▶ _Dataset content_:
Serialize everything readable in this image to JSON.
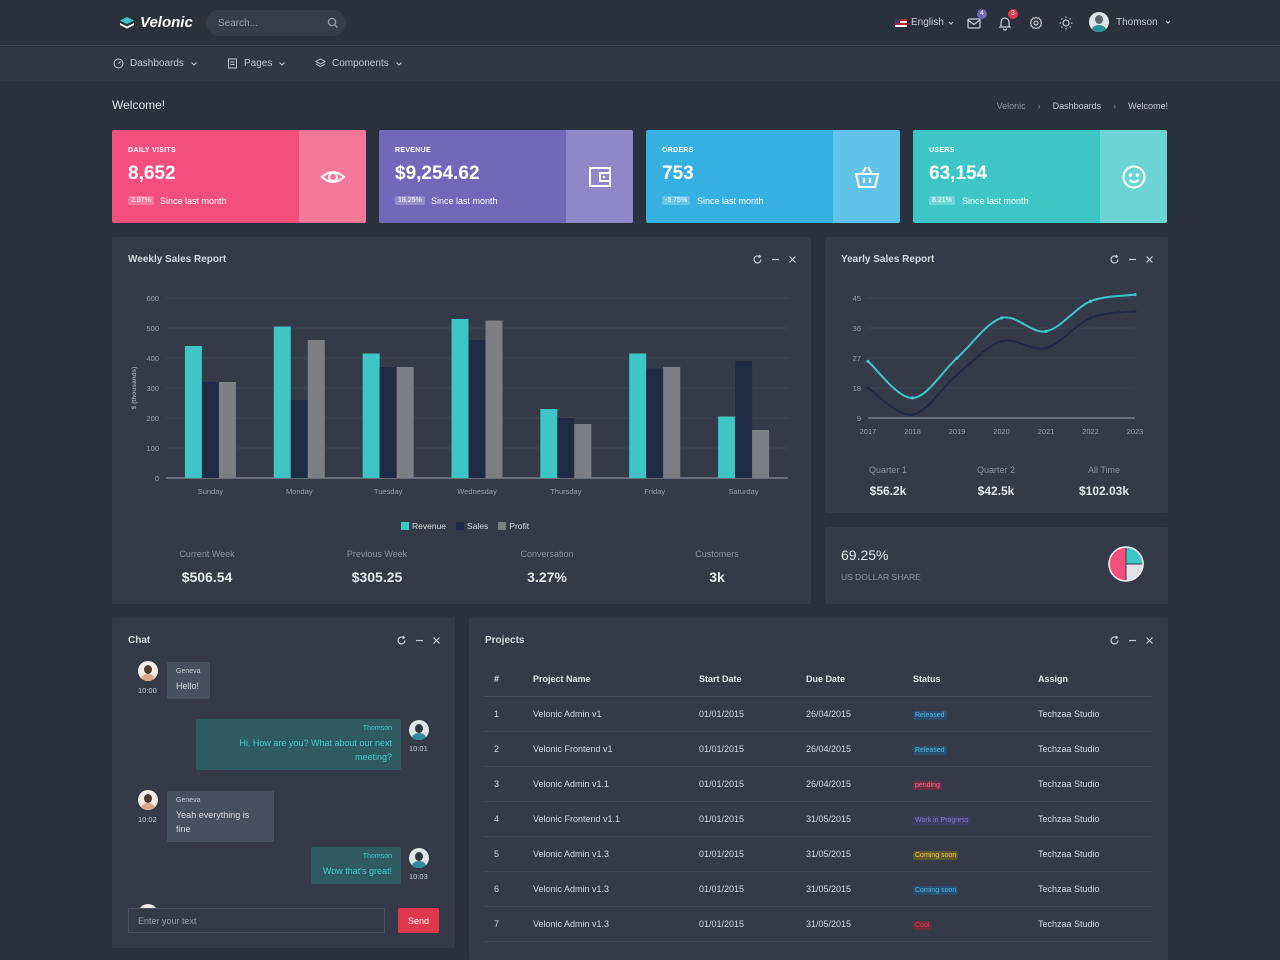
{
  "brand": {
    "name": "Velonic"
  },
  "search": {
    "placeholder": "Search..."
  },
  "topbar": {
    "language": "English",
    "mail_badge": "4",
    "notif_badge": "3",
    "user_name": "Thomson"
  },
  "nav": {
    "items": [
      "Dashboards",
      "Pages",
      "Components"
    ]
  },
  "page": {
    "title": "Welcome!",
    "breadcrumb": [
      "Velonic",
      "Dashboards",
      "Welcome!"
    ]
  },
  "stats": [
    {
      "label": "DAILY VISITS",
      "value": "8,652",
      "change": "2.97%",
      "since": "Since last month",
      "color": "#f24f7c",
      "side_color": "#f5779b",
      "icon": "eye-icon"
    },
    {
      "label": "REVENUE",
      "value": "$9,254.62",
      "change": "18.25%",
      "since": "Since last month",
      "color": "#7267b8",
      "side_color": "#8f87c8",
      "icon": "wallet-icon"
    },
    {
      "label": "ORDERS",
      "value": "753",
      "change": "-5.75%",
      "since": "Since last month",
      "color": "#35b0e0",
      "side_color": "#61c3ea",
      "icon": "basket-icon"
    },
    {
      "label": "USERS",
      "value": "63,154",
      "change": "8.21%",
      "since": "Since last month",
      "color": "#3ec6c6",
      "side_color": "#6cd4d4",
      "icon": "smile-icon"
    }
  ],
  "weekly": {
    "title": "Weekly Sales Report",
    "summary": [
      {
        "label": "Current Week",
        "value": "$506.54"
      },
      {
        "label": "Previous Week",
        "value": "$305.25"
      },
      {
        "label": "Conversation",
        "value": "3.27%"
      },
      {
        "label": "Customers",
        "value": "3k"
      }
    ]
  },
  "yearly": {
    "title": "Yearly Sales Report",
    "summary": [
      {
        "label": "Quarter 1",
        "value": "$56.2k"
      },
      {
        "label": "Quarter 2",
        "value": "$42.5k"
      },
      {
        "label": "All Time",
        "value": "$102.03k"
      }
    ]
  },
  "share": {
    "value": "69.25%",
    "label": "US DOLLAR SHARE"
  },
  "chart_data": [
    {
      "type": "bar",
      "title": "Weekly Sales Report",
      "ylabel": "$ (thousands)",
      "categories": [
        "Sunday",
        "Monday",
        "Tuesday",
        "Wednesday",
        "Thursday",
        "Friday",
        "Saturday"
      ],
      "series": [
        {
          "name": "Revenue",
          "color": "#3ec6c6",
          "values": [
            440,
            505,
            415,
            530,
            230,
            415,
            205
          ]
        },
        {
          "name": "Sales",
          "color": "#1f2a44",
          "values": [
            320,
            260,
            370,
            460,
            200,
            365,
            390
          ]
        },
        {
          "name": "Profit",
          "color": "#7c7f86",
          "values": [
            320,
            460,
            370,
            525,
            180,
            370,
            160
          ]
        }
      ],
      "ylim": [
        0,
        600
      ],
      "yticks": [
        0,
        100,
        200,
        300,
        400,
        500,
        600
      ],
      "grid": true,
      "legend": "bottom"
    },
    {
      "type": "line",
      "title": "Yearly Sales Report",
      "x": [
        "2017",
        "2018",
        "2019",
        "2020",
        "2021",
        "2022",
        "2023"
      ],
      "series": [
        {
          "color": "#3ec6c6",
          "values": [
            26,
            15,
            27,
            39,
            35,
            44,
            46
          ]
        },
        {
          "color": "#1f2a44",
          "values": [
            18,
            10,
            22,
            32,
            30,
            39,
            41
          ]
        }
      ],
      "ylim": [
        9,
        45
      ],
      "yticks": [
        9,
        18,
        27,
        36,
        45
      ],
      "grid": true
    },
    {
      "type": "pie",
      "slices": [
        {
          "value": 25,
          "color": "#3ec6c6"
        },
        {
          "value": 25,
          "color": "#e0e3ea"
        },
        {
          "value": 50,
          "color": "#f24f7c"
        }
      ]
    }
  ],
  "chat": {
    "title": "Chat",
    "messages": [
      {
        "name": "Geneva",
        "text": "Hello!",
        "time": "10:00"
      },
      {
        "name": "Thomson",
        "text": "Hi, How are you? What about our next meeting?",
        "time": "10:01"
      },
      {
        "name": "Geneva",
        "text": "Yeah everything is fine",
        "time": "10:02"
      },
      {
        "name": "Thomson",
        "text": "Wow that's great!",
        "time": "10:03"
      }
    ],
    "placeholder": "Enter your text",
    "send": "Send"
  },
  "projects": {
    "title": "Projects",
    "columns": [
      "#",
      "Project Name",
      "Start Date",
      "Due Date",
      "Status",
      "Assign"
    ],
    "rows": [
      {
        "n": "1",
        "name": "Velonic Admin v1",
        "start": "01/01/2015",
        "due": "26/04/2015",
        "status": "Released",
        "bg": "#2a4f6d",
        "fg": "#4cb5e8",
        "assign": "Techzaa Studio"
      },
      {
        "n": "2",
        "name": "Velonic Frontend v1",
        "start": "01/01/2015",
        "due": "26/04/2015",
        "status": "Released",
        "bg": "#2a4f6d",
        "fg": "#4cb5e8",
        "assign": "Techzaa Studio"
      },
      {
        "n": "3",
        "name": "Velonic Admin v1.1",
        "start": "01/01/2015",
        "due": "26/04/2015",
        "status": "pending",
        "bg": "#6a2f45",
        "fg": "#f26b8c",
        "assign": "Techzaa Studio"
      },
      {
        "n": "4",
        "name": "Velonic Frontend v1.1",
        "start": "01/01/2015",
        "due": "31/05/2015",
        "status": "Work in Progress",
        "bg": "#3d3a63",
        "fg": "#8b84d0",
        "assign": "Techzaa Studio"
      },
      {
        "n": "5",
        "name": "Velonic Admin v1.3",
        "start": "01/01/2015",
        "due": "31/05/2015",
        "status": "Coming soon",
        "bg": "#5c5a2e",
        "fg": "#f4c74a",
        "assign": "Techzaa Studio"
      },
      {
        "n": "6",
        "name": "Velonic Admin v1.3",
        "start": "01/01/2015",
        "due": "31/05/2015",
        "status": "Coming soon",
        "bg": "#2a4f6d",
        "fg": "#4cb5e8",
        "assign": "Techzaa Studio"
      },
      {
        "n": "7",
        "name": "Velonic Admin v1.3",
        "start": "01/01/2015",
        "due": "31/05/2015",
        "status": "Cool",
        "bg": "#6a2f3a",
        "fg": "#e0394d",
        "assign": "Techzaa Studio"
      }
    ]
  }
}
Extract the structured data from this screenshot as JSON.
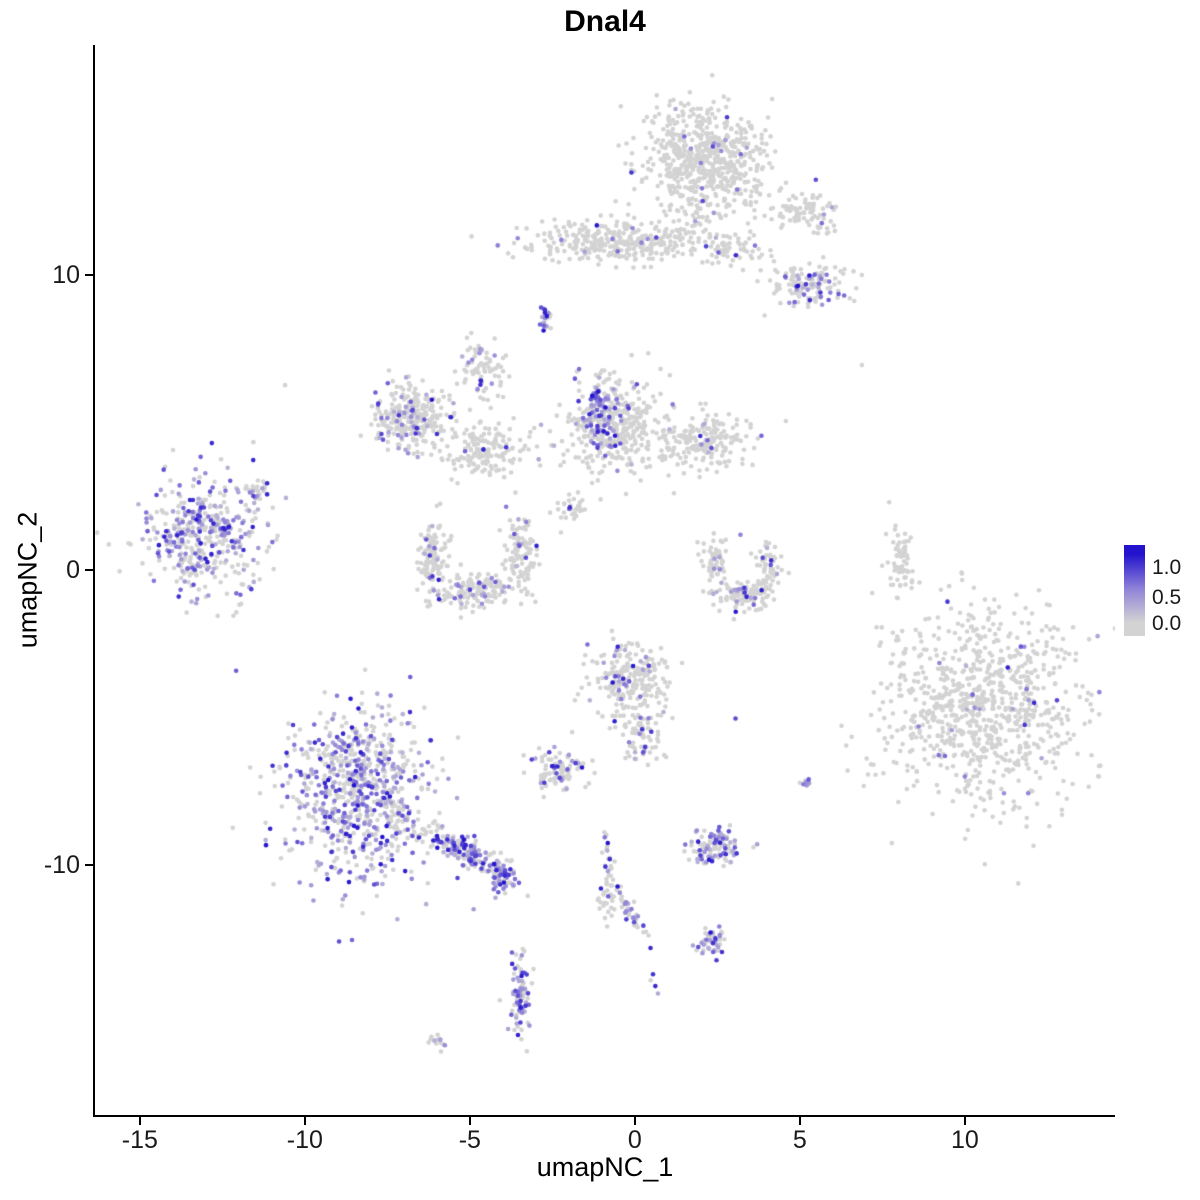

▶ _Exercise task_:
In your copy of the listing above, reproduce each line exactly and omit all pictures.

▶ _Solution to this exercise_:
Serialize everything readable in this image to JSON.
{
  "brand": {
    "name": "Velonic"
  },
  "search": {
    "placeholder": "Search..."
  },
  "topbar": {
    "language": "English",
    "mail_badge": "4",
    "notif_badge": "3",
    "user_name": "Thomson"
  },
  "nav": {
    "items": [
      "Dashboards",
      "Pages",
      "Components"
    ]
  },
  "page": {
    "title": "Welcome!",
    "breadcrumb": [
      "Velonic",
      "Dashboards",
      "Welcome!"
    ]
  },
  "stats": [
    {
      "label": "DAILY VISITS",
      "value": "8,652",
      "change": "2.97%",
      "since": "Since last month",
      "color": "#f24f7c",
      "side_color": "#f5779b",
      "icon": "eye-icon"
    },
    {
      "label": "REVENUE",
      "value": "$9,254.62",
      "change": "18.25%",
      "since": "Since last month",
      "color": "#7267b8",
      "side_color": "#8f87c8",
      "icon": "wallet-icon"
    },
    {
      "label": "ORDERS",
      "value": "753",
      "change": "-5.75%",
      "since": "Since last month",
      "color": "#35b0e0",
      "side_color": "#61c3ea",
      "icon": "basket-icon"
    },
    {
      "label": "USERS",
      "value": "63,154",
      "change": "8.21%",
      "since": "Since last month",
      "color": "#3ec6c6",
      "side_color": "#6cd4d4",
      "icon": "smile-icon"
    }
  ],
  "weekly": {
    "title": "Weekly Sales Report",
    "summary": [
      {
        "label": "Current Week",
        "value": "$506.54"
      },
      {
        "label": "Previous Week",
        "value": "$305.25"
      },
      {
        "label": "Conversation",
        "value": "3.27%"
      },
      {
        "label": "Customers",
        "value": "3k"
      }
    ]
  },
  "yearly": {
    "title": "Yearly Sales Report",
    "summary": [
      {
        "label": "Quarter 1",
        "value": "$56.2k"
      },
      {
        "label": "Quarter 2",
        "value": "$42.5k"
      },
      {
        "label": "All Time",
        "value": "$102.03k"
      }
    ]
  },
  "share": {
    "value": "69.25%",
    "label": "US DOLLAR SHARE"
  },
  "chart_data": [
    {
      "type": "bar",
      "title": "Weekly Sales Report",
      "ylabel": "$ (thousands)",
      "categories": [
        "Sunday",
        "Monday",
        "Tuesday",
        "Wednesday",
        "Thursday",
        "Friday",
        "Saturday"
      ],
      "series": [
        {
          "name": "Revenue",
          "color": "#3ec6c6",
          "values": [
            440,
            505,
            415,
            530,
            230,
            415,
            205
          ]
        },
        {
          "name": "Sales",
          "color": "#1f2a44",
          "values": [
            320,
            260,
            370,
            460,
            200,
            365,
            390
          ]
        },
        {
          "name": "Profit",
          "color": "#7c7f86",
          "values": [
            320,
            460,
            370,
            525,
            180,
            370,
            160
          ]
        }
      ],
      "ylim": [
        0,
        600
      ],
      "yticks": [
        0,
        100,
        200,
        300,
        400,
        500,
        600
      ],
      "grid": true,
      "legend": "bottom"
    },
    {
      "type": "line",
      "title": "Yearly Sales Report",
      "x": [
        "2017",
        "2018",
        "2019",
        "2020",
        "2021",
        "2022",
        "2023"
      ],
      "series": [
        {
          "color": "#3ec6c6",
          "values": [
            26,
            15,
            27,
            39,
            35,
            44,
            46
          ]
        },
        {
          "color": "#1f2a44",
          "values": [
            18,
            10,
            22,
            32,
            30,
            39,
            41
          ]
        }
      ],
      "ylim": [
        9,
        45
      ],
      "yticks": [
        9,
        18,
        27,
        36,
        45
      ],
      "grid": true
    },
    {
      "type": "pie",
      "slices": [
        {
          "value": 25,
          "color": "#3ec6c6"
        },
        {
          "value": 25,
          "color": "#e0e3ea"
        },
        {
          "value": 50,
          "color": "#f24f7c"
        }
      ]
    }
  ],
  "chat": {
    "title": "Chat",
    "messages": [
      {
        "name": "Geneva",
        "text": "Hello!",
        "time": "10:00"
      },
      {
        "name": "Thomson",
        "text": "Hi, How are you? What about our next meeting?",
        "time": "10:01"
      },
      {
        "name": "Geneva",
        "text": "Yeah everything is fine",
        "time": "10:02"
      },
      {
        "name": "Thomson",
        "text": "Wow that's great!",
        "time": "10:03"
      }
    ],
    "placeholder": "Enter your text",
    "send": "Send"
  },
  "projects": {
    "title": "Projects",
    "columns": [
      "#",
      "Project Name",
      "Start Date",
      "Due Date",
      "Status",
      "Assign"
    ],
    "rows": [
      {
        "n": "1",
        "name": "Velonic Admin v1",
        "start": "01/01/2015",
        "due": "26/04/2015",
        "status": "Released",
        "bg": "#2a4f6d",
        "fg": "#4cb5e8",
        "assign": "Techzaa Studio"
      },
      {
        "n": "2",
        "name": "Velonic Frontend v1",
        "start": "01/01/2015",
        "due": "26/04/2015",
        "status": "Released",
        "bg": "#2a4f6d",
        "fg": "#4cb5e8",
        "assign": "Techzaa Studio"
      },
      {
        "n": "3",
        "name": "Velonic Admin v1.1",
        "start": "01/01/2015",
        "due": "26/04/2015",
        "status": "pending",
        "bg": "#6a2f45",
        "fg": "#f26b8c",
        "assign": "Techzaa Studio"
      },
      {
        "n": "4",
        "name": "Velonic Frontend v1.1",
        "start": "01/01/2015",
        "due": "31/05/2015",
        "status": "Work in Progress",
        "bg": "#3d3a63",
        "fg": "#8b84d0",
        "assign": "Techzaa Studio"
      },
      {
        "n": "5",
        "name": "Velonic Admin v1.3",
        "start": "01/01/2015",
        "due": "31/05/2015",
        "status": "Coming soon",
        "bg": "#5c5a2e",
        "fg": "#f4c74a",
        "assign": "Techzaa Studio"
      },
      {
        "n": "6",
        "name": "Velonic Admin v1.3",
        "start": "01/01/2015",
        "due": "31/05/2015",
        "status": "Coming soon",
        "bg": "#2a4f6d",
        "fg": "#4cb5e8",
        "assign": "Techzaa Studio"
      },
      {
        "n": "7",
        "name": "Velonic Admin v1.3",
        "start": "01/01/2015",
        "due": "31/05/2015",
        "status": "Cool",
        "bg": "#6a2f3a",
        "fg": "#e0394d",
        "assign": "Techzaa Studio"
      }
    ]
  }
}
Extract the structured data from this screenshot as JSON.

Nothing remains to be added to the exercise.